**SELECTED EXCERPT**:

The best tool for any given task is the one that (a) you are, or can become, comfortable with; (b) that's a good fit for the task at hand, and (c) that you have available.
Take a look at Turing completeness: Turing Completeness
Basically, any language which is Turing complete can execute all Turing-computable functions. C is a Turing complete language, so in theory you can implement any known solvable algorithm in C (albeit it may be terribly inefficient).
I'm a web developer mostly working in Ruby and C#..
I wanna learn a low level language so i dont look like an ass infront of my (computer science expert) boss.
Ive heard a lot of purist buzz about how assembly language is the only way to learn how computers actually work, but on the other hand C would probably be more useful as a language rather than just for theory.
So my question is..
Would Learning C teach me enough computer science theory / low level programming to not look like a common dandy (complete tool)?
Thanks!
Daniel
Thanks guys!
Some really great answers,
I think i'll learn C just to get a grasp of memory management, but i think your right and i'll be better off studying more of the languages i use!
First learn the actual theory. Learning C's syntax means nothing if you can't do anything meaningful with it. After you have a solid grasp of how algorithms and data structures work, this knowledge will be appliable in most languages you'll probably use.
If you're planning to work in C# and Ruby, I don't see the point in learning assembler just for the sake of doing so.
You'll be fine learning just C since it's C.
You can do "real programming" in any language, as long as you do it right.
Would Learning C teach me enough
computer science theory / low level
programming to not look like a common
dandy (complete tool)?
You're using C# which can perform unmanaged pointer manipulation, not too far off what you can achieve in C++ land. For instance, games can be successfully programmed in C#, although most games will be C++.
Assembler is basically moving bits of memory around and sometimes doing a bad job of it too if you don't know what you're doing. C++/C compilers create quite good assembly code underneath, so why would you do it yourself unless you had to write low-level driver software. The only bit of assembler in our 2,000,000 lines of mixed C++/C# code is to detect VMWare.
I don't think in this modern age and given your description of your job there is much call for you to know about how many registers you can use on your processor. By all means learn C++, but as mentioned before, learning syntax is not the same as learning how to apply it.
At a minimum learn and understand patterns (Gang of four), OO design, understand the implications and benefits of different testing methodologies and the impact of all this on business costs.
Learning C will get you all the information you need and be able to accomplish things in a reasonable time.
I suggest you do a few meaningful projects in C, then one or two in an Assembler dialect, maybe for a Microcontroller or specializing in SSE/MMX.

**SHORT TASK 1**:
Using the forum thread, decide whether each statement agrees with it. Answer yes or no for each, and quote the deciding words.
(a) C is described as a Turing complete language.
(b) The only assembler in the 2,000,000 lines of mixed C++/C# code is there to detect VMWare.
(c) Most games are said to be programmed in C#.
**SHORT TASK 2**:
Reproduce the passage of the forum thread that begins at the words "At a minimum" and stops after the words "a reasonable time.".
The lines after the forum thread are not needed for anything here.

**DATA SEGMENT**:
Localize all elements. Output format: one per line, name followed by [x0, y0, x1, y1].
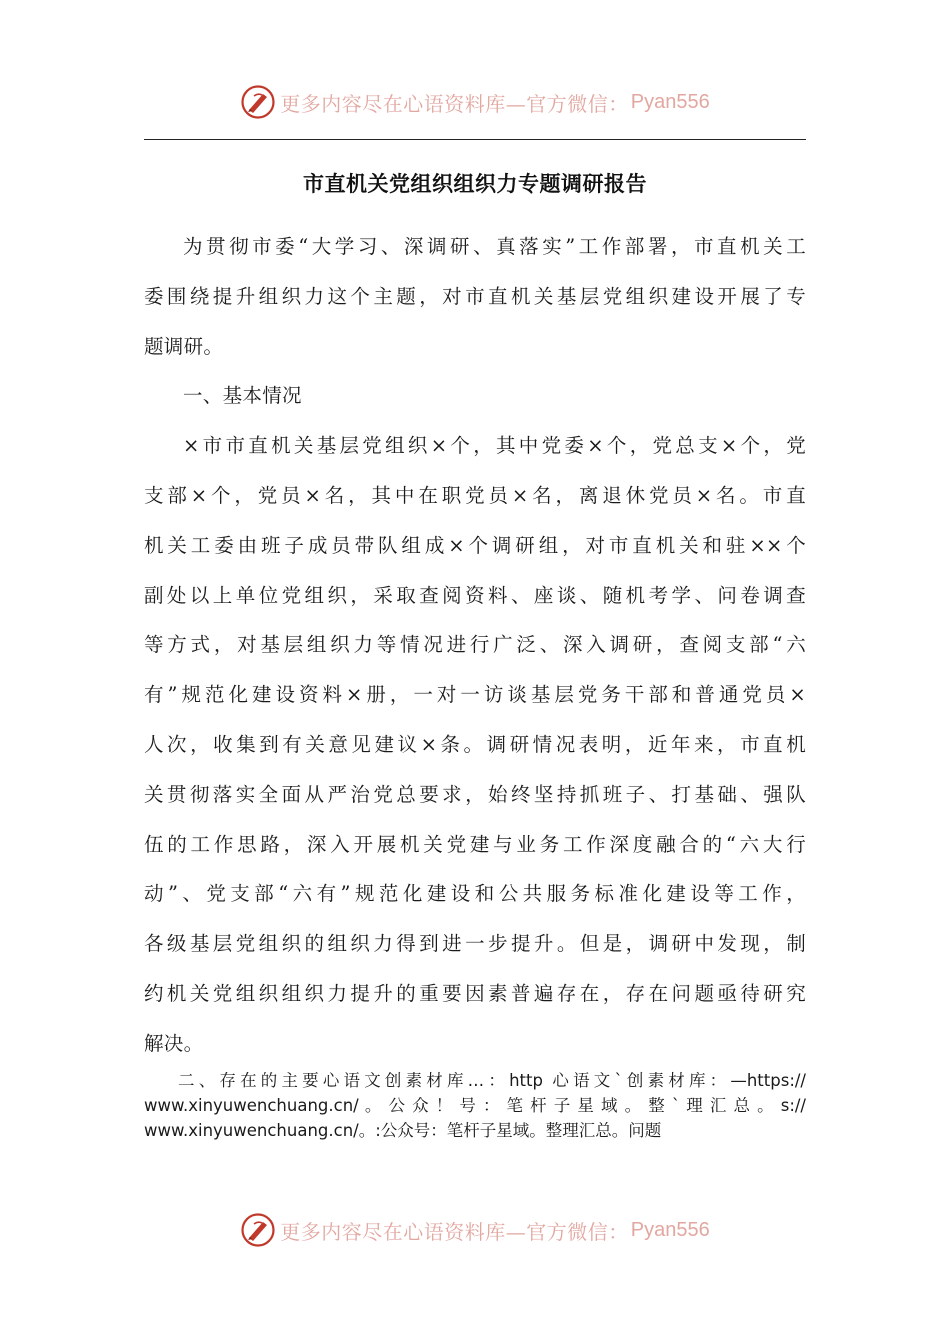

**FULL SOLUTION 1**:
(a) Yes: "C is a Turing complete language"
(b) Yes: "The only bit of assembler in our 2,000,000 lines of mixed C++/C# code is to detect VMWare."
(c) No: "although most games will be C++."

**FULL SOLUTION 2**:
At a minimum learn and understand patterns (Gang of four), OO design, understand the implications and benefits of different testing methodologies and the impact of all this on business costs.
Learning C will get you all the information you need and be able to accomplish things in a reasonable time.